MATERIAL SUPPLIED:
(begin)
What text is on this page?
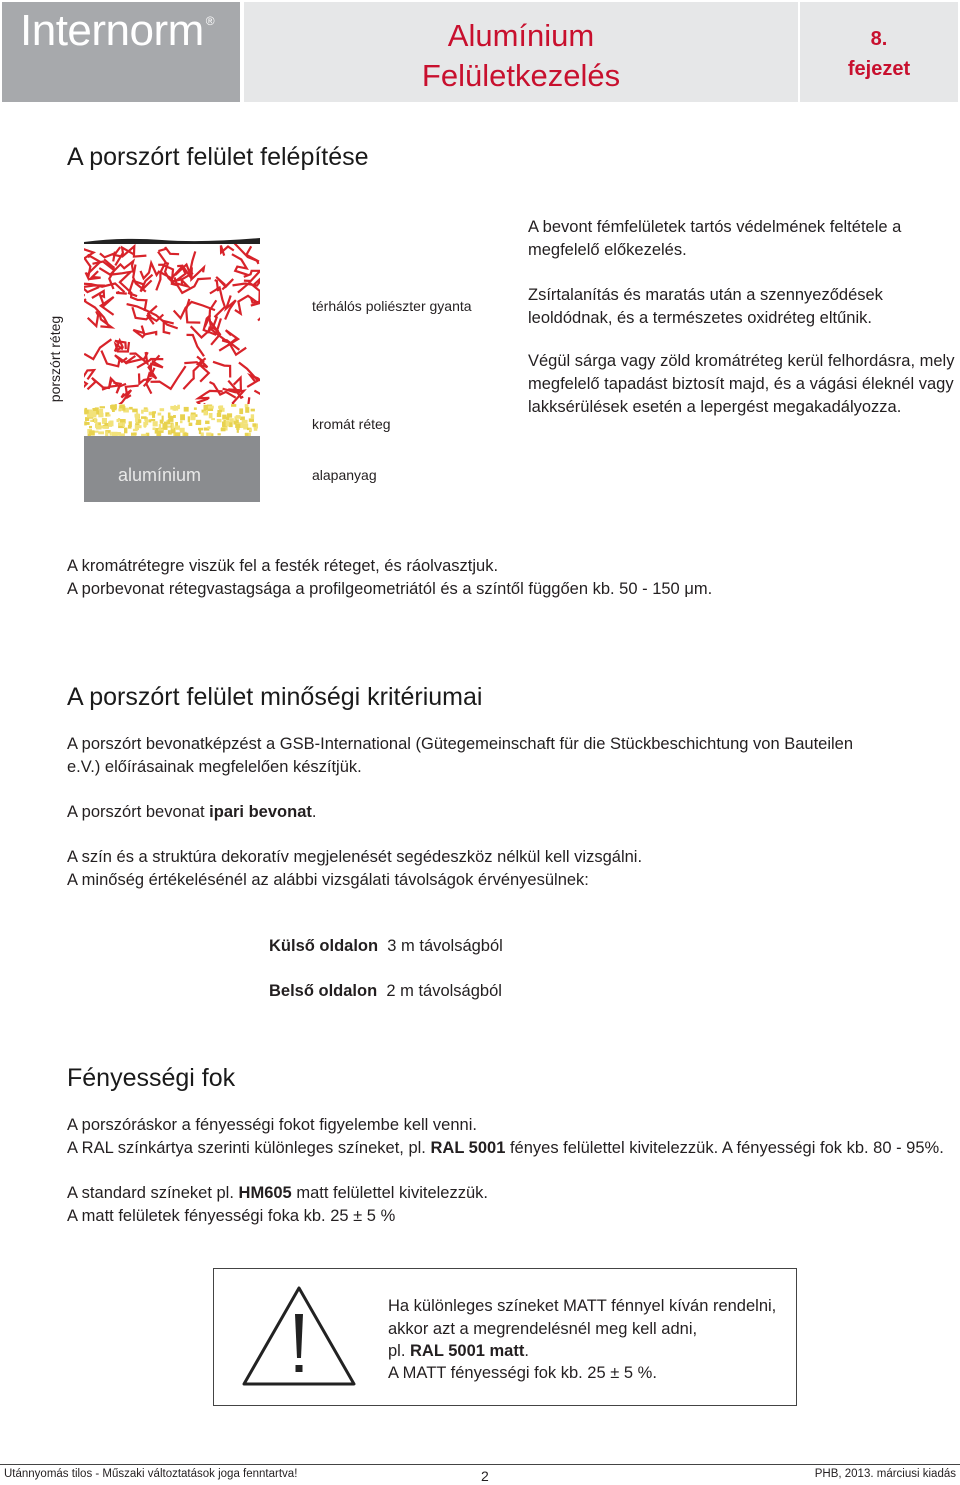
Internorm ®	Alumínium
Felületkezelés
8.
fejezet
A porszórt felület felépítése
porszórt réteg
alumínium
térhálós poliészter gyanta
kromát réteg
alapanyag
A bevont fémfelületek tartós védelmének feltétele a megfelelő előkezelés.
Zsírtalanítás és maratás után a szennyeződések leoldódnak, és a természetes oxidréteg eltűnik.
Végül sárga vagy zöld kromátréteg kerül felhordásra, mely megfelelő tapadást biztosít majd, és a vágási éleknél vagy lakksérülések esetén a lepergést megakadályozza.
A kromátrétegre viszük fel a festék réteget, és ráolvasztjuk.
A porbevonat rétegvastagsága a profilgeometriától és a színtől függően kb. 50 - 150 μm.
A porszórt felület minőségi kritériumai
A porszórt bevonatképzést a GSB-International (Gütegemeinschaft für die Stückbeschichtung von Bauteilen e.V.) előírásainak megfelelően készítjük.
A porszórt bevonat ipari bevonat.
A szín és a struktúra dekoratív megjelenését segédeszköz nélkül kell vizsgálni.
A minőség értékelésénél az alábbi vizsgálati távolságok érvényesülnek:
Külső oldalon 3 m távolságból
Belső oldalon 2 m távolságból
Fényességi fok
A porszóráskor a fényességi fokot figyelembe kell venni.
A RAL színkártya szerinti különleges színeket, pl. RAL 5001 fényes felülettel kivitelezzük. A fényességi fok kb. 80 - 95%.
A standard színeket pl. HM605 matt felülettel kivitelezzük.
A matt felületek fényességi foka kb. 25 ± 5 %
Ha különleges színeket MATT fénnyel kíván rendelni,
akkor azt a megrendelésnél meg kell adni,
pl. RAL 5001 matt.
A MATT fényességi fok kb. 25 ± 5 %.
Utánnyomás tilos - Műszaki változtatások joga fenntartva!	2	PHB, 2013. márciusi kiadás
(end)
YOUR GOAL:
In the entries above, some lines may contain the string "kell"; report how many, without additional comment.

SOLUTION TO THIS EXERCISE:
3